     Finally we came across a wide spot in the road where a sign proclaimed that there was a burger joint, a gas station, and a Fred's store.  We exited and then  had to drive on down the road a ways (as we say in the South) to find the Fred's store. Phil ran inside, hoping against hope that they would have windshield wipers that would fit our car. While he was inside the store, the rain started pouring again and a couple of gusts shook the car so hard that once again I was praying, debating, considering my options.
     To our relief, this small store in the middle of miles and miles of dirt had two wipers that fit our car - they weren't the same length - one was a little shorter than the other - but they worked!  We got back on the road and then Phil noticed that the car was pulling to the right.  He thought it was probably the wind pushing the car slightly but he wasn't sure.  Still out in the middle of nowhere with the temps steadily dropping and everything around us colored either a sodden grey or a nondescript brown, we decided to pull off at the next place where Phil could park the car long enough to check out the tires.  We passed two exits before we came upon a paved area - a cemetery no less,  divided into quarters by a narrow asphalt lane, out in the middle of acres of cultivated dirt,with  no chapel, farm, or any living thing in sight. Just tombstones and a dilapidated shed that was falling in on itself.
     At that moment I had a flashback.  In 1997 I had caravaned with other mourners to a cemetery in the same general area to attend a graveside service for a beloved neighbor.  I wasn't sure but I thought this might be the very place.  So Phil and I did something we never planned to  do: after he checked the tires  we followed that black ribbon of asphalt, broken in some places by tree roots, all around that cemetery, trying to read as many tombstone names as we could, hoping to find the name of our friend.
     We saw tombstones that dated back to the civil war, some looking a bit tipsy with the passing of time. We made out a reference to a "sweet life" that "returned to God" after only a few  days.  We saw modern tombstones set among ancient white markers with the wording long since vanished. And we saw some flat markers that were mostly under water.
      And we each silently had our moment of epiphany, unknown to the other.
      Each stone represented a real person, most of whom had lived long enough to struggle with worry.  Was their house big enough? Their mode of transportation adequate?  Were they able to keep up with the Jones's? Or perhaps were they worried about just keeping body and soul together until the next crop could come in?  Could they pay their  taxes?  Did they face  illness, loss, or grief?

Information provided:
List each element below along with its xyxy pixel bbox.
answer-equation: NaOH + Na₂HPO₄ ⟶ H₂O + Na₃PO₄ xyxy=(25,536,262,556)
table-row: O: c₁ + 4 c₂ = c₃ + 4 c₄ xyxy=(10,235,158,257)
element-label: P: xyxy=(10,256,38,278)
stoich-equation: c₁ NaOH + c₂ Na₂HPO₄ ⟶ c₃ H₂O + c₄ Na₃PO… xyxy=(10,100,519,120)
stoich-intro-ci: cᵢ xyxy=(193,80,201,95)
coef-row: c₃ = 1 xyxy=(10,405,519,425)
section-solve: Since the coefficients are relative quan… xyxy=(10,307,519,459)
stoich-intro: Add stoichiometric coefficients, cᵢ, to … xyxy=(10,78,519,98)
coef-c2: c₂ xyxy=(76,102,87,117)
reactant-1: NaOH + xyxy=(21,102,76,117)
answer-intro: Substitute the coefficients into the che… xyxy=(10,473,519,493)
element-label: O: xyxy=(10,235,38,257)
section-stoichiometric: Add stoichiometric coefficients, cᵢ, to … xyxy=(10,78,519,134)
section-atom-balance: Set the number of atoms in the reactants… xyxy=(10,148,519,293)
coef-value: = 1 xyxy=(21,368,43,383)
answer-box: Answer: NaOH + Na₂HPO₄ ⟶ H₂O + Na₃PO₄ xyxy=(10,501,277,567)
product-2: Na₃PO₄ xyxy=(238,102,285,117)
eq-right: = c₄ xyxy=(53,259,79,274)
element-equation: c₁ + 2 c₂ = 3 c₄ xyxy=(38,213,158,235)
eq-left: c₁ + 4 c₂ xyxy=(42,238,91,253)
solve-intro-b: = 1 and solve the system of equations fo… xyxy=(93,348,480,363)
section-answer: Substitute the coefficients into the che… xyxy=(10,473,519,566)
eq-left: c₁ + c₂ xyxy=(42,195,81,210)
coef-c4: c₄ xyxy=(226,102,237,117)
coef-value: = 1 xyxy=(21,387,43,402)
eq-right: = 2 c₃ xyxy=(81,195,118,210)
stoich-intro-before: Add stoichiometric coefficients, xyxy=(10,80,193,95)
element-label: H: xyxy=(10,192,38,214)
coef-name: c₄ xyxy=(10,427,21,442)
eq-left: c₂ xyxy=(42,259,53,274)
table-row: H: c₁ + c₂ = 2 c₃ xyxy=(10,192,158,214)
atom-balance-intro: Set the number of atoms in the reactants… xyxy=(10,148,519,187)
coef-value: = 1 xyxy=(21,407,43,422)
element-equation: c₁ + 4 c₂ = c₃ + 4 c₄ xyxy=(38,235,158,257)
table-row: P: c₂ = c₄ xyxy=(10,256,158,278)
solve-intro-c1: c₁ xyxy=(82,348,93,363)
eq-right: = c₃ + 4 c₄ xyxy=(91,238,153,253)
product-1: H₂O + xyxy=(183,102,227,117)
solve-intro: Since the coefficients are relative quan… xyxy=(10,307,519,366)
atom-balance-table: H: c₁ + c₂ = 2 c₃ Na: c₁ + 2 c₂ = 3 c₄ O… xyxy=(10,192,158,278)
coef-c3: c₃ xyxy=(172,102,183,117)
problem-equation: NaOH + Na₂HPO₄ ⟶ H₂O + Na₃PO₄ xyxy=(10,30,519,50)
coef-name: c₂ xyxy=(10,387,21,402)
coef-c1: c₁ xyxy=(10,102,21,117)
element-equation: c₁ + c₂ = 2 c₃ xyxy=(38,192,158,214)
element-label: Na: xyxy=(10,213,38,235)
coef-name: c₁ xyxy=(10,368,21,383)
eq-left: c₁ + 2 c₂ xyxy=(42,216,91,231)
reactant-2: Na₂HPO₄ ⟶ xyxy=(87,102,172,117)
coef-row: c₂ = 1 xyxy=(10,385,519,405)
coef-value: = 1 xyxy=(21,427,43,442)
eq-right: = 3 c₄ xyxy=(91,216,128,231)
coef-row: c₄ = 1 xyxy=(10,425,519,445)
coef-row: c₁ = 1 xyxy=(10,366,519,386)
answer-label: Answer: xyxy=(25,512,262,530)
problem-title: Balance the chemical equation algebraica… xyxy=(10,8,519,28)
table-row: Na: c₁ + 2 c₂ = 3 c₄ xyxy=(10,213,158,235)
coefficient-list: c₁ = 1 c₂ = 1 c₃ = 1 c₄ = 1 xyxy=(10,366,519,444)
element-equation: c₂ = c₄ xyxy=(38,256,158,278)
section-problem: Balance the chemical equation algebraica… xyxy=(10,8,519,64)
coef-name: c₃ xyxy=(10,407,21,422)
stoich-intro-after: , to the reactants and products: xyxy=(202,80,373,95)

Directions: Carry on the account of the rainy drive and the cemetery stop from the point where it ends. The entries play no part in this exercise.

Answer space:
       In this flat, rain-soaked earth, desolate and unpeopled except for us, we both realized that none of that mattered.  Somehow these people lived and died and they made it to their appointed meeting with God.  And when it came right down to it, for most of them no one was now left alive who knew about their struggles or who could tell you what they owned, what they didn't own, what they worried about, and how they managed to get through life.
       The point is: they did.
        I can't explain it but in that quiet, still place both of us suddenly realized what is and what isn't important. And we understood that all the things that had irritated us on the trip, frightened us even, would some day be long forgotten while we ourselves would be with God.
       It may sound morbid but it wasn't.
       The next day I looked up my friend's grave site on the net and realized that we didn't have the right cemetery. Same area but a few miles further east, back the way we had already come.  In other words we had already passed it in the downpour before we ever stopped. I apologized to my husband and to my surprise he told me that he was glad we had stopped, that it had put things in perspective and lifted some of the cares from his shoulders, just as it had done for me.  At that point we realized that the time we spent driving around that plot of ground had been pivotal for both of us.
       Epiphanies come in the strangest of ways, unannounced and unbidden. They change our perspective in a moment of time, stripping away illusions and distractions.  Ours came in the middle of a rainstorm somewhere in the middle of nowhere and we know God was in it.